# DOCUMENT EXCERPT
========================
WASHINGTON — Visa U.S.A. is planning to test on its standard magnetic stripe payment cards a security feature that functions like a one-time password.
The San Francisco card association said that dynamic card verification values, a unique authentication code created for every transaction, can make it more difficult for criminals to use stolen data to create functional cloned cards. Visa already uses this technique with contactless cards, but it is unclear whether the current generation of mag-stripe cards and readers have the ability to generate these codes, and adopting them could require major changes in the payments industry. Related Link
Visa also said it is pushing merchants to disclose data security breaches faster, and in more detail, than they do now, which would have benefits for both issuers and consumers. (See related story on this page.)
Contactless Visa cards have embedded microchips that generate a DCVV whenever the cards are used. The code is unique to each transaction, which means that criminals who manage to skim card data during a single transaction to create counterfeit cards would have only an old DCVV; using an old DCVV would enable Visa to recognize a fake card and block any transactions using that code.
========================
# WHAT IS BEING ASKED
Can you repeat the article on Visa's card security test from "Contactless Visa cards" to "using that code.", swapping "DCVV" for "one-time code"?

Stored entries
========================
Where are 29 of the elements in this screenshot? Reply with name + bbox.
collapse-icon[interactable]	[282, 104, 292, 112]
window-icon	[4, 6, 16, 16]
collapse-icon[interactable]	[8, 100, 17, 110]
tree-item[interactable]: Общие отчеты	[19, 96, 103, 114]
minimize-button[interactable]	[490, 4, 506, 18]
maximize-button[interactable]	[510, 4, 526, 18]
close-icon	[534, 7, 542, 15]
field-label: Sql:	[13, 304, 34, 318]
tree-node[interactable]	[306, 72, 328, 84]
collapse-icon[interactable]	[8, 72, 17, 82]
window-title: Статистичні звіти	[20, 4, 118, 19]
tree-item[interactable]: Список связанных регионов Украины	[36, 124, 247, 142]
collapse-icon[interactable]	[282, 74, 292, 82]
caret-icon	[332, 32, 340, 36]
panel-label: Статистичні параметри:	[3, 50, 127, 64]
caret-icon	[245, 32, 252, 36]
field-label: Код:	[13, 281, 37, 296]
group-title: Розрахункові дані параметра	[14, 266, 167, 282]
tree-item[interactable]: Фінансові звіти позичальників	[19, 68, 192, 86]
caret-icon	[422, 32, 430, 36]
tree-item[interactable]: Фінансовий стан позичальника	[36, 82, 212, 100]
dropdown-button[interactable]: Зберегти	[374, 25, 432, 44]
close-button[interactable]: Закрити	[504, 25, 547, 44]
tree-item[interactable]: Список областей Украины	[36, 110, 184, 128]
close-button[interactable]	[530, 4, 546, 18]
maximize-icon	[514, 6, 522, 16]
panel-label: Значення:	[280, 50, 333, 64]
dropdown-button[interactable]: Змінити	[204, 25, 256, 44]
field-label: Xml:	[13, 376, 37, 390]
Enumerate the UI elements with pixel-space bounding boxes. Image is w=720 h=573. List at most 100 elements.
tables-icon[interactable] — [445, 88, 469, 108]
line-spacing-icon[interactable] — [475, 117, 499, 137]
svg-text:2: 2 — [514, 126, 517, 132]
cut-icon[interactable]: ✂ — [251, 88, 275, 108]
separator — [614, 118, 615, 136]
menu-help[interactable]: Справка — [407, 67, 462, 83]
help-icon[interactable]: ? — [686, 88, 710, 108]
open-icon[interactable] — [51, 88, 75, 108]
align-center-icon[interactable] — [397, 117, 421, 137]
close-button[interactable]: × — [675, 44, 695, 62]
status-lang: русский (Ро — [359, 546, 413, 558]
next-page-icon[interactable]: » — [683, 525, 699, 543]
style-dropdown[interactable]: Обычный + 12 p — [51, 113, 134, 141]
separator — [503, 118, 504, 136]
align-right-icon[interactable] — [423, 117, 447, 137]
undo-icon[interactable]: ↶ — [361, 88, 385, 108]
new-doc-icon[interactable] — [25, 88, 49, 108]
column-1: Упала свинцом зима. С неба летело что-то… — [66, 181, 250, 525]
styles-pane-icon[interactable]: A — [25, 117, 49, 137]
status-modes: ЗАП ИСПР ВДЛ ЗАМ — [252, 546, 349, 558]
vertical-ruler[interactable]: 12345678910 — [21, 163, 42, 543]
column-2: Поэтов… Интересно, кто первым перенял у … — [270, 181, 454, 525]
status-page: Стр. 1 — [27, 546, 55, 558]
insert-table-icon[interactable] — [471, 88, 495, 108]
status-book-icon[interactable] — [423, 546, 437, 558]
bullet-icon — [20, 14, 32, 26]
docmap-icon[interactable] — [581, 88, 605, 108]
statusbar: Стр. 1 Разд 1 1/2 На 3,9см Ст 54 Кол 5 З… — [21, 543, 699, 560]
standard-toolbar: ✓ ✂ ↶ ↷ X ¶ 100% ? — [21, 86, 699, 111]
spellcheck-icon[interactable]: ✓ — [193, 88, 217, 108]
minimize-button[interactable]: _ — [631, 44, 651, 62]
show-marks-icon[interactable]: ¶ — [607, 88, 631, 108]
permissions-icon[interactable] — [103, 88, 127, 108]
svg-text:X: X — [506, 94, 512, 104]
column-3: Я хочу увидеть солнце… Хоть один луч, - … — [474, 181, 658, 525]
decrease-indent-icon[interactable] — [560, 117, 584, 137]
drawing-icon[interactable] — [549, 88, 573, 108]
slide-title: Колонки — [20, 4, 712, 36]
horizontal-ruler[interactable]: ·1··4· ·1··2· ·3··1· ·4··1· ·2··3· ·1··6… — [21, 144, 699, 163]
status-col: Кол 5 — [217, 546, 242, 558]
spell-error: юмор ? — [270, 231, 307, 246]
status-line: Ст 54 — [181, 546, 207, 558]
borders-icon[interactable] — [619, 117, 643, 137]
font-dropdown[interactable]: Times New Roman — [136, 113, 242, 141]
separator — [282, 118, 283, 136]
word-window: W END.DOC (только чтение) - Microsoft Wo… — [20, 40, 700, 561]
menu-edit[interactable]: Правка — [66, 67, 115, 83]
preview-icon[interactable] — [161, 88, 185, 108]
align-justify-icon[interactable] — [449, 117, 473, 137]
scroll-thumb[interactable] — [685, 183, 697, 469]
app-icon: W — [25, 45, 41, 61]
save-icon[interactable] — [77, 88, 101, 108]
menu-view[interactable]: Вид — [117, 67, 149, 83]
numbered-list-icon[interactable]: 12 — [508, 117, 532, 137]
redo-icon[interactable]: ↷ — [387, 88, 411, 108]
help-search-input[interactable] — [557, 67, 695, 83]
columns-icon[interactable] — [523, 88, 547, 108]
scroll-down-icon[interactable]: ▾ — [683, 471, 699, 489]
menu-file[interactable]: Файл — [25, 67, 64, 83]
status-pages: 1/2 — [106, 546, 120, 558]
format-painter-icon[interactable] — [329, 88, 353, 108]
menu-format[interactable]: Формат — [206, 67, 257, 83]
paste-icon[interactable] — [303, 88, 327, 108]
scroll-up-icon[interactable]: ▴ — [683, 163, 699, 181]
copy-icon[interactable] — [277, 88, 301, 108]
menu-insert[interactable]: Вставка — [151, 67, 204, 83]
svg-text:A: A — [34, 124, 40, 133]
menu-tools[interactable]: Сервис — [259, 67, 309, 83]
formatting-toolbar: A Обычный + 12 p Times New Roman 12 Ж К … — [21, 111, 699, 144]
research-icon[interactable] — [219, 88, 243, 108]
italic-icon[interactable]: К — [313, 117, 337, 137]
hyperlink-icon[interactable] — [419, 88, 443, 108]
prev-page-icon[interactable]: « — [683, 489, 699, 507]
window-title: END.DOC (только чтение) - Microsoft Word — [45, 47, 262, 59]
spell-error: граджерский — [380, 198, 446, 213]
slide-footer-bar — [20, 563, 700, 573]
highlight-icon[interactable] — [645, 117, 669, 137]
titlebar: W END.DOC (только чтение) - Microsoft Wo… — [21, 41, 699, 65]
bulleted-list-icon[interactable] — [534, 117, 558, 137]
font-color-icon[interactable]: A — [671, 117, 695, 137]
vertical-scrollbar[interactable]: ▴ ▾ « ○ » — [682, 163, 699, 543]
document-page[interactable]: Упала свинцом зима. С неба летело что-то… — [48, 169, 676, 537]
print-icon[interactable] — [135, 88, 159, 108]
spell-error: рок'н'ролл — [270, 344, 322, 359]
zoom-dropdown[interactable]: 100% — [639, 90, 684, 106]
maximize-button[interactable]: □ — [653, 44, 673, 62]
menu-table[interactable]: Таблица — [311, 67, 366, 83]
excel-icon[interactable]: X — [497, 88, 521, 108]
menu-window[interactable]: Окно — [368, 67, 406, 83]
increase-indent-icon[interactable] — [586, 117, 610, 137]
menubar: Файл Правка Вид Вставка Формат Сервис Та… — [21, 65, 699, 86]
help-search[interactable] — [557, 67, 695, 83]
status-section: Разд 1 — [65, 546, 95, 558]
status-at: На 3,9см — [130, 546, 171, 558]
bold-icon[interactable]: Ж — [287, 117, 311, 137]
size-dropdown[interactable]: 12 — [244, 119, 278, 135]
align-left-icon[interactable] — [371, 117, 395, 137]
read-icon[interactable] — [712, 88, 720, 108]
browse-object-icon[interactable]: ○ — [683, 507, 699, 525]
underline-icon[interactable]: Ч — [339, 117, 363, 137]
========================
# YOUR RESPONSE
Contactless Visa cards have embedded microchips that generate a one-time code whenever the cards are used. The code is unique to each transaction, which means that criminals who manage to skim card data during a single transaction to create counterfeit cards would have only an old one-time code; using an old one-time code would enable Visa to recognize a fake card and block any transactions using that code.